#### WRITTEN PROBLEM
Transcribe all the records exactly and omit any images they hold.

#### INPUT DATA
____________________

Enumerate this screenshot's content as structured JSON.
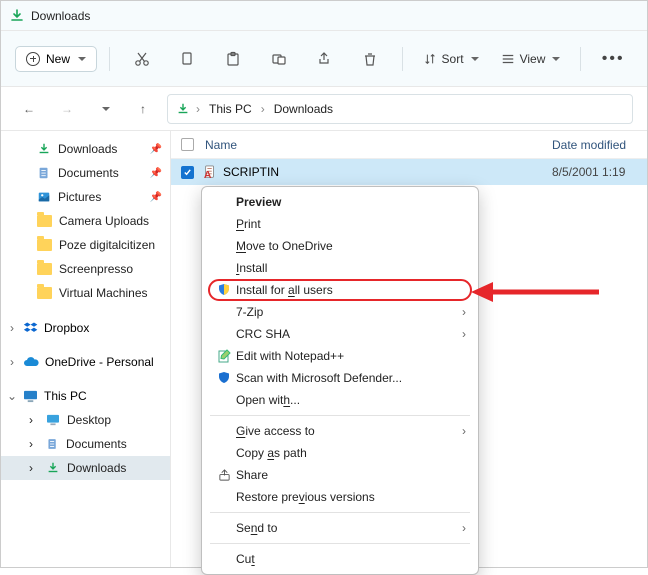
{
  "titlebar": {
    "title": "Downloads"
  },
  "toolbar": {
    "new_label": "New",
    "sort_label": "Sort",
    "view_label": "View"
  },
  "breadcrumb": {
    "root": "This PC",
    "current": "Downloads"
  },
  "sidebar": {
    "quick": [
      {
        "label": "Downloads",
        "icon": "download",
        "pinned": true
      },
      {
        "label": "Documents",
        "icon": "doc",
        "pinned": true
      },
      {
        "label": "Pictures",
        "icon": "picture",
        "pinned": true
      },
      {
        "label": "Camera Uploads",
        "icon": "folder",
        "pinned": false
      },
      {
        "label": "Poze digitalcitizen",
        "icon": "folder",
        "pinned": false
      },
      {
        "label": "Screenpresso",
        "icon": "folder",
        "pinned": false
      },
      {
        "label": "Virtual Machines",
        "icon": "folder",
        "pinned": false
      }
    ],
    "dropbox": "Dropbox",
    "onedrive": "OneDrive - Personal",
    "thispc": "This PC",
    "thispc_children": [
      {
        "label": "Desktop"
      },
      {
        "label": "Documents"
      },
      {
        "label": "Downloads"
      }
    ]
  },
  "columns": {
    "name": "Name",
    "date": "Date modified"
  },
  "row": {
    "filename": "SCRIPTIN",
    "date": "8/5/2001 1:19"
  },
  "context_menu": {
    "preview": "Preview",
    "print": "Print",
    "move_onedrive": "Move to OneDrive",
    "install": "Install",
    "install_all": "Install for all users",
    "sevenzip": "7-Zip",
    "crcsha": "CRC SHA",
    "edit_npp": "Edit with Notepad++",
    "scan_defender": "Scan with Microsoft Defender...",
    "open_with": "Open with...",
    "give_access": "Give access to",
    "copy_as_path": "Copy as path",
    "share": "Share",
    "restore": "Restore previous versions",
    "send_to": "Send to",
    "cut": "Cut"
  }
}
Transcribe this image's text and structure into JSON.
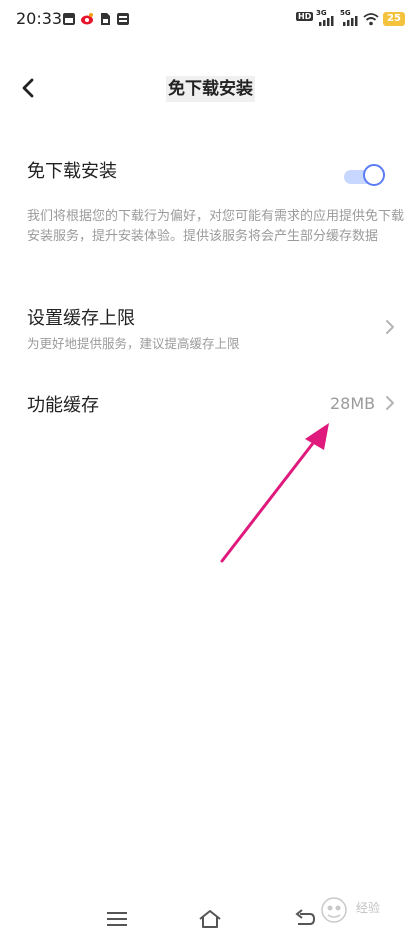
{
  "status_bar": {
    "time": "20:33",
    "hd_label": "HD",
    "sig1_label": "3G",
    "sig2_label": "5G",
    "battery": "25"
  },
  "header": {
    "title": "免下载安装",
    "back_icon": "chevron-left-icon"
  },
  "install_free": {
    "label": "免下载安装",
    "enabled": true,
    "description": "我们将根据您的下载行为偏好，对您可能有需求的应用提供免下载安装服务，提升安装体验。提供该服务将会产生部分缓存数据"
  },
  "cache_limit": {
    "label": "设置缓存上限",
    "sublabel": "为更好地提供服务，建议提高缓存上限"
  },
  "feature_cache": {
    "label": "功能缓存",
    "value": "28MB"
  },
  "colors": {
    "accent": "#5c7cf5",
    "annotation_arrow": "#e0197d"
  },
  "watermark": {
    "text": "经验"
  }
}
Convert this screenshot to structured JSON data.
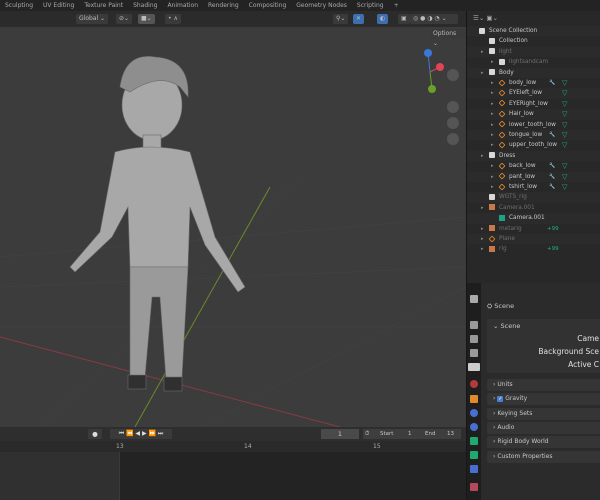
{
  "workspaces": [
    "Sculpting",
    "UV Editing",
    "Texture Paint",
    "Shading",
    "Animation",
    "Rendering",
    "Compositing",
    "Geometry Nodes",
    "Scripting",
    "+"
  ],
  "viewport": {
    "orientation": "Global",
    "options": "Options"
  },
  "outliner": {
    "rows": [
      {
        "label": "Scene Collection",
        "indent": 0,
        "icon": "collection",
        "dim": false
      },
      {
        "label": "Collection",
        "indent": 1,
        "icon": "collection",
        "dim": false
      },
      {
        "label": "light",
        "indent": 1,
        "icon": "collection",
        "dim": true
      },
      {
        "label": "lightsandcam",
        "indent": 2,
        "icon": "collection",
        "dim": true
      },
      {
        "label": "Body",
        "indent": 1,
        "icon": "collection",
        "dim": false
      },
      {
        "label": "body_low",
        "indent": 2,
        "icon": "mesh",
        "dim": false
      },
      {
        "label": "EYEleft_low",
        "indent": 2,
        "icon": "mesh",
        "dim": false
      },
      {
        "label": "EYERight_low",
        "indent": 2,
        "icon": "mesh",
        "dim": false
      },
      {
        "label": "Hair_low",
        "indent": 2,
        "icon": "mesh",
        "dim": false
      },
      {
        "label": "lower_tooth_low",
        "indent": 2,
        "icon": "mesh",
        "dim": false
      },
      {
        "label": "tongue_low",
        "indent": 2,
        "icon": "mesh",
        "dim": false
      },
      {
        "label": "upper_tooth_low",
        "indent": 2,
        "icon": "mesh",
        "dim": false
      },
      {
        "label": "Dress",
        "indent": 1,
        "icon": "collection",
        "dim": false
      },
      {
        "label": "back_low",
        "indent": 2,
        "icon": "mesh",
        "dim": false
      },
      {
        "label": "pant_low",
        "indent": 2,
        "icon": "mesh",
        "dim": false
      },
      {
        "label": "tshirt_low",
        "indent": 2,
        "icon": "mesh",
        "dim": false
      },
      {
        "label": "WGTS_rig",
        "indent": 1,
        "icon": "collection",
        "dim": true
      },
      {
        "label": "Camera.001",
        "indent": 1,
        "icon": "camera",
        "dim": true
      },
      {
        "label": "Camera.001",
        "indent": 2,
        "icon": "camera-data",
        "dim": false
      },
      {
        "label": "metarig",
        "indent": 1,
        "icon": "armature",
        "dim": true
      },
      {
        "label": "Plane",
        "indent": 1,
        "icon": "mesh",
        "dim": true
      },
      {
        "label": "rig",
        "indent": 1,
        "icon": "armature",
        "dim": true
      }
    ],
    "badge": "+99"
  },
  "properties": {
    "header": "Scene",
    "panel": "Scene",
    "fields": [
      "Came",
      "Background Sce",
      "Active C"
    ],
    "subpanels": [
      "Units",
      "Gravity",
      "Keying Sets",
      "Audio",
      "Rigid Body World",
      "Custom Properties"
    ],
    "gravity_checked": true
  },
  "timeline": {
    "current_frame": "1",
    "start_label": "Start",
    "start": "1",
    "end_label": "End",
    "end": "13",
    "ticks": [
      "13",
      "14",
      "15"
    ]
  }
}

____________________

#### COMPLETED TASK
Enumerate this screenshot's content as structured JSON.
{
  "titlebar": {
    "title": "Downloads"
  },
  "toolbar": {
    "new_label": "New",
    "sort_label": "Sort",
    "view_label": "View"
  },
  "breadcrumb": {
    "root": "This PC",
    "current": "Downloads"
  },
  "sidebar": {
    "quick": [
      {
        "label": "Downloads",
        "icon": "download",
        "pinned": true
      },
      {
        "label": "Documents",
        "icon": "doc",
        "pinned": true
      },
      {
        "label": "Pictures",
        "icon": "picture",
        "pinned": true
      },
      {
        "label": "Camera Uploads",
        "icon": "folder",
        "pinned": false
      },
      {
        "label": "Poze digitalcitizen",
        "icon": "folder",
        "pinned": false
      },
      {
        "label": "Screenpresso",
        "icon": "folder",
        "pinned": false
      },
      {
        "label": "Virtual Machines",
        "icon": "folder",
        "pinned": false
      }
    ],
    "dropbox": "Dropbox",
    "onedrive": "OneDrive - Personal",
    "thispc": "This PC",
    "thispc_children": [
      {
        "label": "Desktop"
      },
      {
        "label": "Documents"
      },
      {
        "label": "Downloads"
      }
    ]
  },
  "columns": {
    "name": "Name",
    "date": "Date modified"
  },
  "row": {
    "filename": "SCRIPTIN",
    "date": "8/5/2001 1:19"
  },
  "context_menu": {
    "preview": "Preview",
    "print": "Print",
    "move_onedrive": "Move to OneDrive",
    "install": "Install",
    "install_all": "Install for all users",
    "sevenzip": "7-Zip",
    "crcsha": "CRC SHA",
    "edit_npp": "Edit with Notepad++",
    "scan_defender": "Scan with Microsoft Defender...",
    "open_with": "Open with...",
    "give_access": "Give access to",
    "copy_as_path": "Copy as path",
    "share": "Share",
    "restore": "Restore previous versions",
    "send_to": "Send to",
    "cut": "Cut"
  }
}
Transcribe this image's text and structure into JSON.
{
  "status_bar": {
    "time": "20:33",
    "hd_label": "HD",
    "sig1_label": "3G",
    "sig2_label": "5G",
    "battery": "25"
  },
  "header": {
    "title": "免下载安装",
    "back_icon": "chevron-left-icon"
  },
  "install_free": {
    "label": "免下载安装",
    "enabled": true,
    "description": "我们将根据您的下载行为偏好，对您可能有需求的应用提供免下载安装服务，提升安装体验。提供该服务将会产生部分缓存数据"
  },
  "cache_limit": {
    "label": "设置缓存上限",
    "sublabel": "为更好地提供服务，建议提高缓存上限"
  },
  "feature_cache": {
    "label": "功能缓存",
    "value": "28MB"
  },
  "colors": {
    "accent": "#5c7cf5",
    "annotation_arrow": "#e0197d"
  },
  "watermark": {
    "text": "经验"
  }
}
Convert this screenshot to structured JSON data.
{
  "workspaces": [
    "Sculpting",
    "UV Editing",
    "Texture Paint",
    "Shading",
    "Animation",
    "Rendering",
    "Compositing",
    "Geometry Nodes",
    "Scripting",
    "+"
  ],
  "viewport": {
    "orientation": "Global",
    "options": "Options"
  },
  "outliner": {
    "rows": [
      {
        "label": "Scene Collection",
        "indent": 0,
        "icon": "collection",
        "dim": false
      },
      {
        "label": "Collection",
        "indent": 1,
        "icon": "collection",
        "dim": false
      },
      {
        "label": "light",
        "indent": 1,
        "icon": "collection",
        "dim": true
      },
      {
        "label": "lightsandcam",
        "indent": 2,
        "icon": "collection",
        "dim": true
      },
      {
        "label": "Body",
        "indent": 1,
        "icon": "collection",
        "dim": false
      },
      {
        "label": "body_low",
        "indent": 2,
        "icon": "mesh",
        "dim": false
      },
      {
        "label": "EYEleft_low",
        "indent": 2,
        "icon": "mesh",
        "dim": false
      },
      {
        "label": "EYERight_low",
        "indent": 2,
        "icon": "mesh",
        "dim": false
      },
      {
        "label": "Hair_low",
        "indent": 2,
        "icon": "mesh",
        "dim": false
      },
      {
        "label": "lower_tooth_low",
        "indent": 2,
        "icon": "mesh",
        "dim": false
      },
      {
        "label": "tongue_low",
        "indent": 2,
        "icon": "mesh",
        "dim": false
      },
      {
        "label": "upper_tooth_low",
        "indent": 2,
        "icon": "mesh",
        "dim": false
      },
      {
        "label": "Dress",
        "indent": 1,
        "icon": "collection",
        "dim": false
      },
      {
        "label": "back_low",
        "indent": 2,
        "icon": "mesh",
        "dim": false
      },
      {
        "label": "pant_low",
        "indent": 2,
        "icon": "mesh",
        "dim": false
      },
      {
        "label": "tshirt_low",
        "indent": 2,
        "icon": "mesh",
        "dim": false
      },
      {
        "label": "WGTS_rig",
        "indent": 1,
        "icon": "collection",
        "dim": true
      },
      {
        "label": "Camera.001",
        "indent": 1,
        "icon": "camera",
        "dim": true
      },
      {
        "label": "Camera.001",
        "indent": 2,
        "icon": "camera-data",
        "dim": false
      },
      {
        "label": "metarig",
        "indent": 1,
        "icon": "armature",
        "dim": true
      },
      {
        "label": "Plane",
        "indent": 1,
        "icon": "mesh",
        "dim": true
      },
      {
        "label": "rig",
        "indent": 1,
        "icon": "armature",
        "dim": true
      }
    ],
    "badge": "+99"
  },
  "properties": {
    "header": "Scene",
    "panel": "Scene",
    "fields": [
      "Came",
      "Background Sce",
      "Active C"
    ],
    "subpanels": [
      "Units",
      "Gravity",
      "Keying Sets",
      "Audio",
      "Rigid Body World",
      "Custom Properties"
    ],
    "gravity_checked": true
  },
  "timeline": {
    "current_frame": "1",
    "start_label": "Start",
    "start": "1",
    "end_label": "End",
    "end": "13",
    "ticks": [
      "13",
      "14",
      "15"
    ]
  }
}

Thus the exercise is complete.